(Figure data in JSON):
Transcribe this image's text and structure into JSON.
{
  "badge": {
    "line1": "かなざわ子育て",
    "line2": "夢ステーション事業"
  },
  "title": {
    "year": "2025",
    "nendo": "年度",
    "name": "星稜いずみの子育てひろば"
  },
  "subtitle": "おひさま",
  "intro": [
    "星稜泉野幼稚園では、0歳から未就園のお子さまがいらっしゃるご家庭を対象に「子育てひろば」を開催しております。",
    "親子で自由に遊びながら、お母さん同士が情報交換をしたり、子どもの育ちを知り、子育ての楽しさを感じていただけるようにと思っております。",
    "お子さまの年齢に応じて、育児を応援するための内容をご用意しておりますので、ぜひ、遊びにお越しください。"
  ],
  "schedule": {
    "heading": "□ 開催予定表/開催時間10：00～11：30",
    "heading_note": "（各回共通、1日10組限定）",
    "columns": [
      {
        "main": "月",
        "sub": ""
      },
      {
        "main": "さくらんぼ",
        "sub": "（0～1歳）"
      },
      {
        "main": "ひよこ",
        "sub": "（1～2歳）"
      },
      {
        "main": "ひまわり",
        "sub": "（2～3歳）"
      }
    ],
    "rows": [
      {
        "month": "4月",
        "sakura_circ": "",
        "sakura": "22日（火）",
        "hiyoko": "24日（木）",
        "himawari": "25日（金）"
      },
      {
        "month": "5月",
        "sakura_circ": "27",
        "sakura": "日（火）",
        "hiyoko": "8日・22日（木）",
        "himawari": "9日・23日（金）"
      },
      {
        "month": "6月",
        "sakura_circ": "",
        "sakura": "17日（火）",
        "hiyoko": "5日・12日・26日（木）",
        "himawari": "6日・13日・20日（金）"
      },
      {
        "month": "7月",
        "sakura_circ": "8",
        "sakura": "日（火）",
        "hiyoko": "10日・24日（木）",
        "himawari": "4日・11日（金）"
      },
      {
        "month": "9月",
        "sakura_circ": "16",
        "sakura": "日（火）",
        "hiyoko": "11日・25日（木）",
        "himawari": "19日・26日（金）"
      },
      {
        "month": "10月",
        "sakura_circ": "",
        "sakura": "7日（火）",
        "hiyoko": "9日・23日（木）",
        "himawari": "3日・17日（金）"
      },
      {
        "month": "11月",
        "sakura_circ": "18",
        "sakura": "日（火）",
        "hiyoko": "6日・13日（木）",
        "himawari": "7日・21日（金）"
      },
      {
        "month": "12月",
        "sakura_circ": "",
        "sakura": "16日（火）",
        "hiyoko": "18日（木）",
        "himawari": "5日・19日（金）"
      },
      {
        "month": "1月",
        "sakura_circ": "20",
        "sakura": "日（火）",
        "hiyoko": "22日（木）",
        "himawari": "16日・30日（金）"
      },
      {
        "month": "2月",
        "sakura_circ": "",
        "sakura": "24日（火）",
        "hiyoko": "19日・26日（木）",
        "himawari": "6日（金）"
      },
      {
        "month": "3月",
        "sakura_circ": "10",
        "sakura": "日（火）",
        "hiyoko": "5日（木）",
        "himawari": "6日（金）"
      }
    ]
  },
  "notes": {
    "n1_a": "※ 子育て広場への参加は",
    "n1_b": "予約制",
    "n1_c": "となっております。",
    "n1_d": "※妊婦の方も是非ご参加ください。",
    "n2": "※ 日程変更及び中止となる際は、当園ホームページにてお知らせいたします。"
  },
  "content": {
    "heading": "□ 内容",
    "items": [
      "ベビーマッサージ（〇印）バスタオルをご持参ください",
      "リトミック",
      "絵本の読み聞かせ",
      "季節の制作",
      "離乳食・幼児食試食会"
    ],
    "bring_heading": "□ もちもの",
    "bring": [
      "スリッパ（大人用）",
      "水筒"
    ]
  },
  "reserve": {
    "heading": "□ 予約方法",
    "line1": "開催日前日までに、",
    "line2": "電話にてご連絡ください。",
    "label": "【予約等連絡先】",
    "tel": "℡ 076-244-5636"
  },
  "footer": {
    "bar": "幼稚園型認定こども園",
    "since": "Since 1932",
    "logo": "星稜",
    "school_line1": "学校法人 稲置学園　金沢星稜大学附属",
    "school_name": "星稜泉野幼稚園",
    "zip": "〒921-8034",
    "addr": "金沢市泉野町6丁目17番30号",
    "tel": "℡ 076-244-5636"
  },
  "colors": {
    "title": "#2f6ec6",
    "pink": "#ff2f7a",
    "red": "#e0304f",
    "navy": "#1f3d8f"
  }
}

(SHORT EXERCISE): Restate every line of the data word for word.

(EXPECTED ANSWER):
Transcribe this image's text and structure into JSON.
{
  "badge": {
    "line1": "かなざわ子育て",
    "line2": "夢ステーション事業"
  },
  "title": {
    "year": "2025",
    "nendo": "年度",
    "name": "星稜いずみの子育てひろば"
  },
  "subtitle": "おひさま",
  "intro": [
    "星稜泉野幼稚園では、0歳から未就園のお子さまがいらっしゃるご家庭を対象に「子育てひろば」を開催しております。",
    "親子で自由に遊びながら、お母さん同士が情報交換をしたり、子どもの育ちを知り、子育ての楽しさを感じていただけるようにと思っております。",
    "お子さまの年齢に応じて、育児を応援するための内容をご用意しておりますので、ぜひ、遊びにお越しください。"
  ],
  "schedule": {
    "heading": "□ 開催予定表/開催時間10：00～11：30",
    "heading_note": "（各回共通、1日10組限定）",
    "columns": [
      {
        "main": "月",
        "sub": ""
      },
      {
        "main": "さくらんぼ",
        "sub": "（0～1歳）"
      },
      {
        "main": "ひよこ",
        "sub": "（1～2歳）"
      },
      {
        "main": "ひまわり",
        "sub": "（2～3歳）"
      }
    ],
    "rows": [
      {
        "month": "4月",
        "sakura_circ": "",
        "sakura": "22日（火）",
        "hiyoko": "24日（木）",
        "himawari": "25日（金）"
      },
      {
        "month": "5月",
        "sakura_circ": "27",
        "sakura": "日（火）",
        "hiyoko": "8日・22日（木）",
        "himawari": "9日・23日（金）"
      },
      {
        "month": "6月",
        "sakura_circ": "",
        "sakura": "17日（火）",
        "hiyoko": "5日・12日・26日（木）",
        "himawari": "6日・13日・20日（金）"
      },
      {
        "month": "7月",
        "sakura_circ": "8",
        "sakura": "日（火）",
        "hiyoko": "10日・24日（木）",
        "himawari": "4日・11日（金）"
      },
      {
        "month": "9月",
        "sakura_circ": "16",
        "sakura": "日（火）",
        "hiyoko": "11日・25日（木）",
        "himawari": "19日・26日（金）"
      },
      {
        "month": "10月",
        "sakura_circ": "",
        "sakura": "7日（火）",
        "hiyoko": "9日・23日（木）",
        "himawari": "3日・17日（金）"
      },
      {
        "month": "11月",
        "sakura_circ": "18",
        "sakura": "日（火）",
        "hiyoko": "6日・13日（木）",
        "himawari": "7日・21日（金）"
      },
      {
        "month": "12月",
        "sakura_circ": "",
        "sakura": "16日（火）",
        "hiyoko": "18日（木）",
        "himawari": "5日・19日（金）"
      },
      {
        "month": "1月",
        "sakura_circ": "20",
        "sakura": "日（火）",
        "hiyoko": "22日（木）",
        "himawari": "16日・30日（金）"
      },
      {
        "month": "2月",
        "sakura_circ": "",
        "sakura": "24日（火）",
        "hiyoko": "19日・26日（木）",
        "himawari": "6日（金）"
      },
      {
        "month": "3月",
        "sakura_circ": "10",
        "sakura": "日（火）",
        "hiyoko": "5日（木）",
        "himawari": "6日（金）"
      }
    ]
  },
  "notes": {
    "n1_a": "※ 子育て広場への参加は",
    "n1_b": "予約制",
    "n1_c": "となっております。",
    "n1_d": "※妊婦の方も是非ご参加ください。",
    "n2": "※ 日程変更及び中止となる際は、当園ホームページにてお知らせいたします。"
  },
  "content": {
    "heading": "□ 内容",
    "items": [
      "ベビーマッサージ（〇印）バスタオルをご持参ください",
      "リトミック",
      "絵本の読み聞かせ",
      "季節の制作",
      "離乳食・幼児食試食会"
    ],
    "bring_heading": "□ もちもの",
    "bring": [
      "スリッパ（大人用）",
      "水筒"
    ]
  },
  "reserve": {
    "heading": "□ 予約方法",
    "line1": "開催日前日までに、",
    "line2": "電話にてご連絡ください。",
    "label": "【予約等連絡先】",
    "tel": "℡ 076-244-5636"
  },
  "footer": {
    "bar": "幼稚園型認定こども園",
    "since": "Since 1932",
    "logo": "星稜",
    "school_line1": "学校法人 稲置学園　金沢星稜大学附属",
    "school_name": "星稜泉野幼稚園",
    "zip": "〒921-8034",
    "addr": "金沢市泉野町6丁目17番30号",
    "tel": "℡ 076-244-5636"
  },
  "colors": {
    "title": "#2f6ec6",
    "pink": "#ff2f7a",
    "red": "#e0304f",
    "navy": "#1f3d8f"
  }
}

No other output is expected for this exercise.